>> START

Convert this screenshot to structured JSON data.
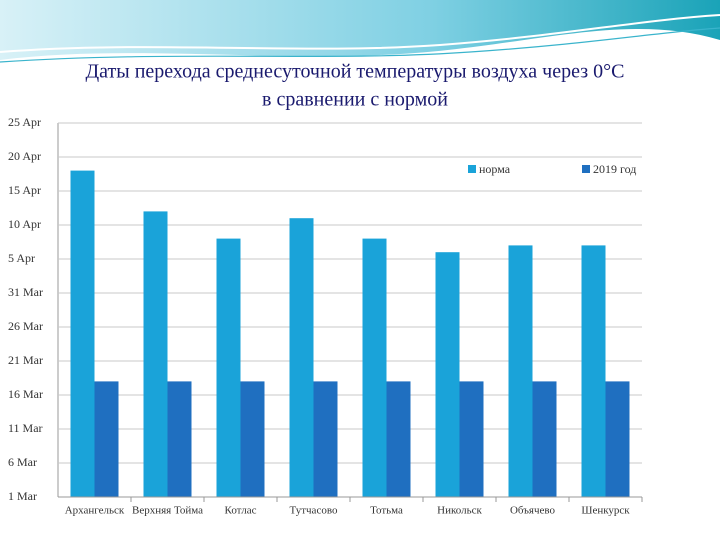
{
  "chart_data": {
    "type": "bar",
    "title": [
      "Даты перехода среднесуточной температуры воздуха через 0°C",
      "в сравнении с нормой"
    ],
    "categories": [
      "Архангельск",
      "Верхняя Тойма",
      "Котлас",
      "Тутчасово",
      "Тотьма",
      "Никольск",
      "Объячево",
      "Шенкурск"
    ],
    "series": [
      {
        "name": "норма",
        "color": "#1aa3d9",
        "values": [
          108,
          102,
          98,
          101,
          98,
          96,
          97,
          97
        ]
      },
      {
        "name": "2019 год",
        "color": "#1f6fc0",
        "values": [
          77,
          77,
          77,
          77,
          77,
          77,
          77,
          77
        ]
      }
    ],
    "ylim": [
      60,
      115
    ],
    "yticks": [
      {
        "value": 60,
        "label": "1 Mar"
      },
      {
        "value": 65,
        "label": "6 Mar"
      },
      {
        "value": 70,
        "label": "11 Mar"
      },
      {
        "value": 75,
        "label": "16 Mar"
      },
      {
        "value": 80,
        "label": "21 Mar"
      },
      {
        "value": 85,
        "label": "26 Mar"
      },
      {
        "value": 90,
        "label": "31 Mar"
      },
      {
        "value": 95,
        "label": "5 Apr"
      },
      {
        "value": 100,
        "label": "10 Apr"
      },
      {
        "value": 105,
        "label": "15 Apr"
      },
      {
        "value": 110,
        "label": "20 Apr"
      },
      {
        "value": 115,
        "label": "25 Apr"
      }
    ],
    "grid": true,
    "legend": "top-right"
  }
}
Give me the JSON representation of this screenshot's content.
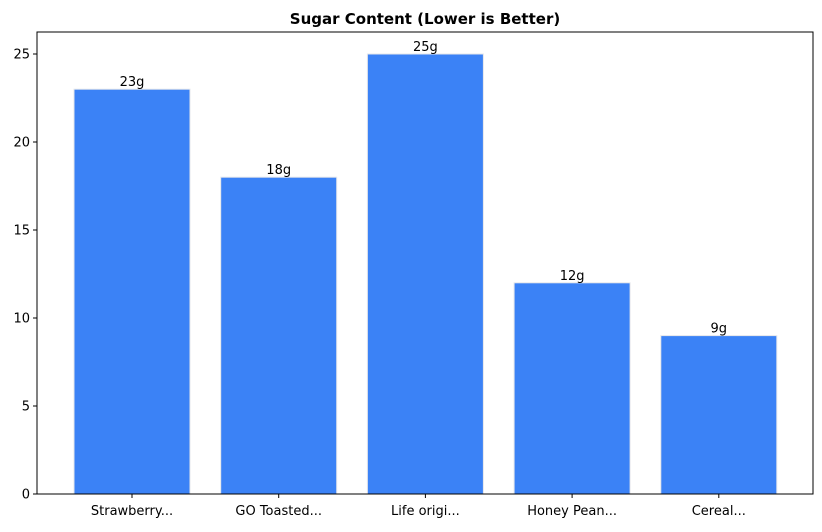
{
  "chart_data": {
    "type": "bar",
    "title": "Sugar Content (Lower is Better)",
    "xlabel": "",
    "ylabel": "",
    "categories": [
      "Strawberry...",
      "GO Toasted...",
      "Life origi...",
      "Honey Pean...",
      "Cereal..."
    ],
    "values": [
      23,
      18,
      25,
      12,
      9
    ],
    "data_labels": [
      "23g",
      "18g",
      "25g",
      "12g",
      "9g"
    ],
    "ylim": [
      0,
      26.25
    ],
    "yticks": [
      0,
      5,
      10,
      15,
      20,
      25
    ],
    "grid": false,
    "bar_color": "#3b82f6",
    "bar_edge_color": "#e5e7eb"
  }
}
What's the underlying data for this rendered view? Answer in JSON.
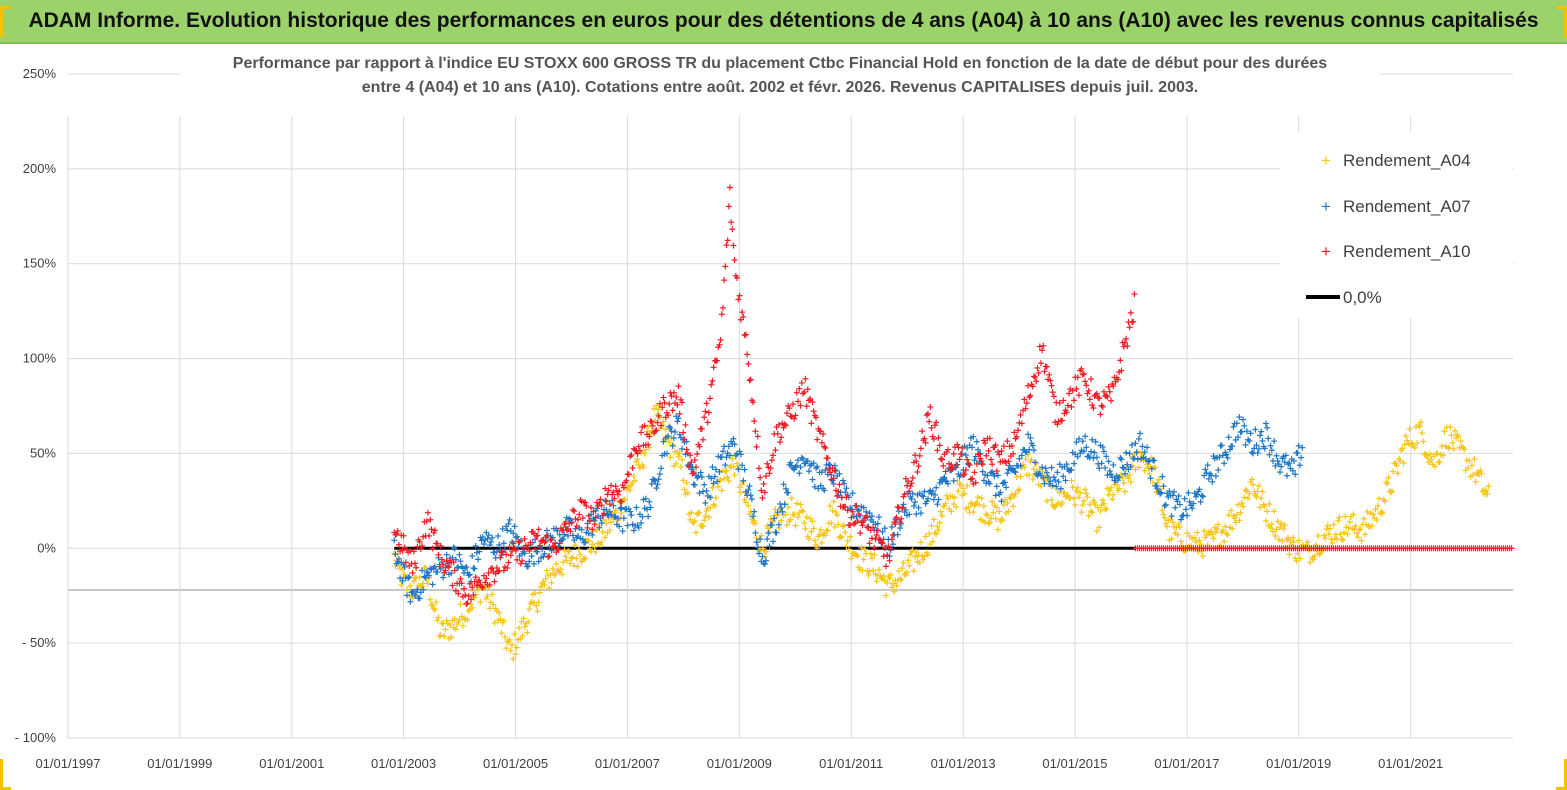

>> END

Reproduce the data verbatim. Do not carry any picture into the copy.

Convert this screenshot to structured JSON data.
{
  "chart_data": {
    "type": "bar",
    "title": [
      "Даты перехода среднесуточной температуры воздуха через 0°C",
      "в сравнении с нормой"
    ],
    "categories": [
      "Архангельск",
      "Верхняя Тойма",
      "Котлас",
      "Тутчасово",
      "Тотьма",
      "Никольск",
      "Объячево",
      "Шенкурск"
    ],
    "series": [
      {
        "name": "норма",
        "color": "#1aa3d9",
        "values": [
          108,
          102,
          98,
          101,
          98,
          96,
          97,
          97
        ]
      },
      {
        "name": "2019 год",
        "color": "#1f6fc0",
        "values": [
          77,
          77,
          77,
          77,
          77,
          77,
          77,
          77
        ]
      }
    ],
    "ylim": [
      60,
      115
    ],
    "yticks": [
      {
        "value": 60,
        "label": "1 Mar"
      },
      {
        "value": 65,
        "label": "6 Mar"
      },
      {
        "value": 70,
        "label": "11 Mar"
      },
      {
        "value": 75,
        "label": "16 Mar"
      },
      {
        "value": 80,
        "label": "21 Mar"
      },
      {
        "value": 85,
        "label": "26 Mar"
      },
      {
        "value": 90,
        "label": "31 Mar"
      },
      {
        "value": 95,
        "label": "5 Apr"
      },
      {
        "value": 100,
        "label": "10 Apr"
      },
      {
        "value": 105,
        "label": "15 Apr"
      },
      {
        "value": 110,
        "label": "20 Apr"
      },
      {
        "value": 115,
        "label": "25 Apr"
      }
    ],
    "grid": true,
    "legend": "top-right"
  }
}
Give me the JSON representation of this screenshot's content.
{
  "chart_data": {
    "type": "bar",
    "title": "Sugar Content (Lower is Better)",
    "xlabel": "",
    "ylabel": "",
    "categories": [
      "Strawberry...",
      "GO Toasted...",
      "Life origi...",
      "Honey Pean...",
      "Cereal..."
    ],
    "values": [
      23,
      18,
      25,
      12,
      9
    ],
    "data_labels": [
      "23g",
      "18g",
      "25g",
      "12g",
      "9g"
    ],
    "ylim": [
      0,
      26.25
    ],
    "yticks": [
      0,
      5,
      10,
      15,
      20,
      25
    ],
    "grid": false,
    "bar_color": "#3b82f6",
    "bar_edge_color": "#e5e7eb"
  }
}
What's the underlying data for this rendered view? Answer in JSON.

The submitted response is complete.